[Collection entries]

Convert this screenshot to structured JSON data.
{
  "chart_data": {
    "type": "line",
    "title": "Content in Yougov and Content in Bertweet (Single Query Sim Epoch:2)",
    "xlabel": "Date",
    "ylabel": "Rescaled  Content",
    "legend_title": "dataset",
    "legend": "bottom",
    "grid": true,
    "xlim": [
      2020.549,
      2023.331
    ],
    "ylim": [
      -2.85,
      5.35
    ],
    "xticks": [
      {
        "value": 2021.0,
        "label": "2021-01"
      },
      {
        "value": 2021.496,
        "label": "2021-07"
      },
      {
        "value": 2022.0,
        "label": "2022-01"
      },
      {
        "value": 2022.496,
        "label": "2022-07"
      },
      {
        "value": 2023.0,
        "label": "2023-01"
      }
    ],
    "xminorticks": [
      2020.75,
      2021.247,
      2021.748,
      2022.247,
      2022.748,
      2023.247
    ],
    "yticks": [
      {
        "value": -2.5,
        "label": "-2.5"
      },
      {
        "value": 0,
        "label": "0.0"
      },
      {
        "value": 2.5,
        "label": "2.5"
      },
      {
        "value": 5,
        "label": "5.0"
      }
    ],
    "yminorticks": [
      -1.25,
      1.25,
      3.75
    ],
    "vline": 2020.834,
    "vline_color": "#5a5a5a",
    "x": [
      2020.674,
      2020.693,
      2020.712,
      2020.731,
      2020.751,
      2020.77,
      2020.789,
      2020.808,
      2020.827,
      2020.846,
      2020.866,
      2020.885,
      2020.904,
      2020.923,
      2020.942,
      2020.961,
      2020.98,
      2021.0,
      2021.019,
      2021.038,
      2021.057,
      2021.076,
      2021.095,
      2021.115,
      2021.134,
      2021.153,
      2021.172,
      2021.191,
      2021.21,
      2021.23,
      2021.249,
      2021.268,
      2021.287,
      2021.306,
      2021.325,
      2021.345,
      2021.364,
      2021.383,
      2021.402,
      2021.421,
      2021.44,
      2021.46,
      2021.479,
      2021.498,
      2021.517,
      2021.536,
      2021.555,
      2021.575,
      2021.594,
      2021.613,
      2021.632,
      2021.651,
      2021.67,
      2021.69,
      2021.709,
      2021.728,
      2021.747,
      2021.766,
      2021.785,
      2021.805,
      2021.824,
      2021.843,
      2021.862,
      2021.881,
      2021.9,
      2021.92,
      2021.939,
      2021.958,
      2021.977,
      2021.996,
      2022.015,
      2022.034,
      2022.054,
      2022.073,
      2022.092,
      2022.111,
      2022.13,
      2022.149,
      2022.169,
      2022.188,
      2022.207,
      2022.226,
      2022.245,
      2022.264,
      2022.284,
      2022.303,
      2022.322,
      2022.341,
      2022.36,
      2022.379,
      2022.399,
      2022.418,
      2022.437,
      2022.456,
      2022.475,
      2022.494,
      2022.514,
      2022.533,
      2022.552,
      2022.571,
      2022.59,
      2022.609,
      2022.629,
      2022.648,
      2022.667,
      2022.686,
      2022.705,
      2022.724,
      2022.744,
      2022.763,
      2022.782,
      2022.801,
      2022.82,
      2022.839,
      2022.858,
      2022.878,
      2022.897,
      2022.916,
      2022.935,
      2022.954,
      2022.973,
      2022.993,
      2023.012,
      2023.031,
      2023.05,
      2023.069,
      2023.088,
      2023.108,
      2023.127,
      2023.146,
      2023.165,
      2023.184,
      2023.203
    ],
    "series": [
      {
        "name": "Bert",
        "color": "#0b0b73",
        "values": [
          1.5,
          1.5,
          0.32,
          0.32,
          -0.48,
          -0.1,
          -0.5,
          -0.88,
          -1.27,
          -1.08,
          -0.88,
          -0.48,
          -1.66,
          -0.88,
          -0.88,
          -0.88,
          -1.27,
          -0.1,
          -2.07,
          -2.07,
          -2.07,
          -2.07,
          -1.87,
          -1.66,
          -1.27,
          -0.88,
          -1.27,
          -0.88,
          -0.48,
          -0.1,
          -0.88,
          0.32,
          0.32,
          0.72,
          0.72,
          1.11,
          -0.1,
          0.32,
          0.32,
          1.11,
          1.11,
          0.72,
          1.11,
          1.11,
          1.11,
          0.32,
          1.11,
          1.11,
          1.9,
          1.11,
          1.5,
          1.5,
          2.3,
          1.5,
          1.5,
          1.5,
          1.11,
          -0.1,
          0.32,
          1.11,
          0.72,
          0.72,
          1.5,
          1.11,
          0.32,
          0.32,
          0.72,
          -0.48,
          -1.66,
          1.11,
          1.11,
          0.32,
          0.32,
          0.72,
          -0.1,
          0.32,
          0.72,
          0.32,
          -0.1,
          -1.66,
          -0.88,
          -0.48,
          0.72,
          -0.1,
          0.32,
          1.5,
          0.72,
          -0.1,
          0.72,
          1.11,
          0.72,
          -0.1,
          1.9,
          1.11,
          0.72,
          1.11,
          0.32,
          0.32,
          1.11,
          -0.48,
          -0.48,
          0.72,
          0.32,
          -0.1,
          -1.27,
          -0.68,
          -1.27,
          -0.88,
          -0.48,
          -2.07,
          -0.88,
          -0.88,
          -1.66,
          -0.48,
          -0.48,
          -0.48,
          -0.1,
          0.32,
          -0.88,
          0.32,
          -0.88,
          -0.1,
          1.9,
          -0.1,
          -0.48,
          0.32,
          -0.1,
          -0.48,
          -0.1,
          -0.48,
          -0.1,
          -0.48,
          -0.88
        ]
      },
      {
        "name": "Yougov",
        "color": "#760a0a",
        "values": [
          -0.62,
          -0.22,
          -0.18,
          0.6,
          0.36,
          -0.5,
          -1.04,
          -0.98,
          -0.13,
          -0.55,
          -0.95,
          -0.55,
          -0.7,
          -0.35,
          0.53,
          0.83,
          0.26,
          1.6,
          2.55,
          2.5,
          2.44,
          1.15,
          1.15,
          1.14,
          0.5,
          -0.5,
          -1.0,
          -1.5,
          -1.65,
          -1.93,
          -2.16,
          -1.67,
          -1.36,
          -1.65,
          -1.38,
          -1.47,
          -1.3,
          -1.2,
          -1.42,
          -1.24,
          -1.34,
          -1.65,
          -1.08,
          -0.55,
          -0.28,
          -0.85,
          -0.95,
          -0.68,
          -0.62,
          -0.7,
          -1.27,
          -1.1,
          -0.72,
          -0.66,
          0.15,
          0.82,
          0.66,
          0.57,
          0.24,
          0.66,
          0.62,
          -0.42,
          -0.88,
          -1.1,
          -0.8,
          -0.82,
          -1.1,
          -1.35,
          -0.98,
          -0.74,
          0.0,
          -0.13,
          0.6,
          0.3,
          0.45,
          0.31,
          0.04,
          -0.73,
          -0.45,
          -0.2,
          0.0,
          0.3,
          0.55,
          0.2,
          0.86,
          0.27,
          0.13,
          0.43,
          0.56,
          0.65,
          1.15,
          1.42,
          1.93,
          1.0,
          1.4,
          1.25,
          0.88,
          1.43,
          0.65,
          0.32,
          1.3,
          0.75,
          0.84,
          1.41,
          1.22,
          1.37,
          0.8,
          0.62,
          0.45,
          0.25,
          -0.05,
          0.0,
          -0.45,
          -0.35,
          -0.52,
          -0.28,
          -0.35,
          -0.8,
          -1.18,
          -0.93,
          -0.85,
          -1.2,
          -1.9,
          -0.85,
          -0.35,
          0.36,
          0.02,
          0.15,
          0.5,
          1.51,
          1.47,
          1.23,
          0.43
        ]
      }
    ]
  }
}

Your task: Looking at the entries above, state how many lines contain "Content"; give the number alone.

Correct result: 2